WHAT YOU HAVE TO DO: Transcribe each line exactly.

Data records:
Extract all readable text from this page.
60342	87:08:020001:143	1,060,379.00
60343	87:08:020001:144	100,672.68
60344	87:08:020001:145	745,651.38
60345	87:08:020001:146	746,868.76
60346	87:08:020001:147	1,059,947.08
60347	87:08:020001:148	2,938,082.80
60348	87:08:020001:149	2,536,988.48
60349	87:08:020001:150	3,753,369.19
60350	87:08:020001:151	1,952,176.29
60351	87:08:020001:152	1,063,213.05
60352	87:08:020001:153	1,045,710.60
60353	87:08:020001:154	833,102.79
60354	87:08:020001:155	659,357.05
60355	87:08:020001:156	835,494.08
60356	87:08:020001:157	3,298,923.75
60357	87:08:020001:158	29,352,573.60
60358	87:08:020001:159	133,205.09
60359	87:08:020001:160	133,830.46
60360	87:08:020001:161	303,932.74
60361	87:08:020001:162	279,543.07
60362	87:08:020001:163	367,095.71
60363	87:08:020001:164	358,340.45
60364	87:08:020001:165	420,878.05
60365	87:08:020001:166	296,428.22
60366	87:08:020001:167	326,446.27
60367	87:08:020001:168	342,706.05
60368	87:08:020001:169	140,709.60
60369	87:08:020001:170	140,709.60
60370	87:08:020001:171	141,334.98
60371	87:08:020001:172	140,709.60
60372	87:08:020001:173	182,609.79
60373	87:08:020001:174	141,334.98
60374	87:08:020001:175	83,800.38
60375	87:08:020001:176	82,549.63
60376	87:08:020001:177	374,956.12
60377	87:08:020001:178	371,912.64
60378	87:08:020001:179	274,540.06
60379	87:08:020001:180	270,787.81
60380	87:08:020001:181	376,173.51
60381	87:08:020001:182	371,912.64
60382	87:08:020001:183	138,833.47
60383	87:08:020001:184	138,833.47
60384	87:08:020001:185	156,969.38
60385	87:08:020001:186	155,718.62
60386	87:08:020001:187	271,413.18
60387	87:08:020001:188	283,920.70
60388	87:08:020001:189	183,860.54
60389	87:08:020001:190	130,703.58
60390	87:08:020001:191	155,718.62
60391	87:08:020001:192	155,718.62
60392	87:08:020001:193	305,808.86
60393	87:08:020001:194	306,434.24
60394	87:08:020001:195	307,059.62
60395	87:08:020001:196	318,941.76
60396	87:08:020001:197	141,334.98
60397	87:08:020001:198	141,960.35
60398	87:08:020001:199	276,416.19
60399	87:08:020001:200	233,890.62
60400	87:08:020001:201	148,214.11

THE RESPONSE:
Extract all readable text from this page.
60342	87:08:020001:143	1,060,379.00
60343	87:08:020001:144	100,672.68
60344	87:08:020001:145	745,651.38
60345	87:08:020001:146	746,868.76
60346	87:08:020001:147	1,059,947.08
60347	87:08:020001:148	2,938,082.80
60348	87:08:020001:149	2,536,988.48
60349	87:08:020001:150	3,753,369.19
60350	87:08:020001:151	1,952,176.29
60351	87:08:020001:152	1,063,213.05
60352	87:08:020001:153	1,045,710.60
60353	87:08:020001:154	833,102.79
60354	87:08:020001:155	659,357.05
60355	87:08:020001:156	835,494.08
60356	87:08:020001:157	3,298,923.75
60357	87:08:020001:158	29,352,573.60
60358	87:08:020001:159	133,205.09
60359	87:08:020001:160	133,830.46
60360	87:08:020001:161	303,932.74
60361	87:08:020001:162	279,543.07
60362	87:08:020001:163	367,095.71
60363	87:08:020001:164	358,340.45
60364	87:08:020001:165	420,878.05
60365	87:08:020001:166	296,428.22
60366	87:08:020001:167	326,446.27
60367	87:08:020001:168	342,706.05
60368	87:08:020001:169	140,709.60
60369	87:08:020001:170	140,709.60
60370	87:08:020001:171	141,334.98
60371	87:08:020001:172	140,709.60
60372	87:08:020001:173	182,609.79
60373	87:08:020001:174	141,334.98
60374	87:08:020001:175	83,800.38
60375	87:08:020001:176	82,549.63
60376	87:08:020001:177	374,956.12
60377	87:08:020001:178	371,912.64
60378	87:08:020001:179	274,540.06
60379	87:08:020001:180	270,787.81
60380	87:08:020001:181	376,173.51
60381	87:08:020001:182	371,912.64
60382	87:08:020001:183	138,833.47
60383	87:08:020001:184	138,833.47
60384	87:08:020001:185	156,969.38
60385	87:08:020001:186	155,718.62
60386	87:08:020001:187	271,413.18
60387	87:08:020001:188	283,920.70
60388	87:08:020001:189	183,860.54
60389	87:08:020001:190	130,703.58
60390	87:08:020001:191	155,718.62
60391	87:08:020001:192	155,718.62
60392	87:08:020001:193	305,808.86
60393	87:08:020001:194	306,434.24
60394	87:08:020001:195	307,059.62
60395	87:08:020001:196	318,941.76
60396	87:08:020001:197	141,334.98
60397	87:08:020001:198	141,960.35
60398	87:08:020001:199	276,416.19
60399	87:08:020001:200	233,890.62
60400	87:08:020001:201	148,214.11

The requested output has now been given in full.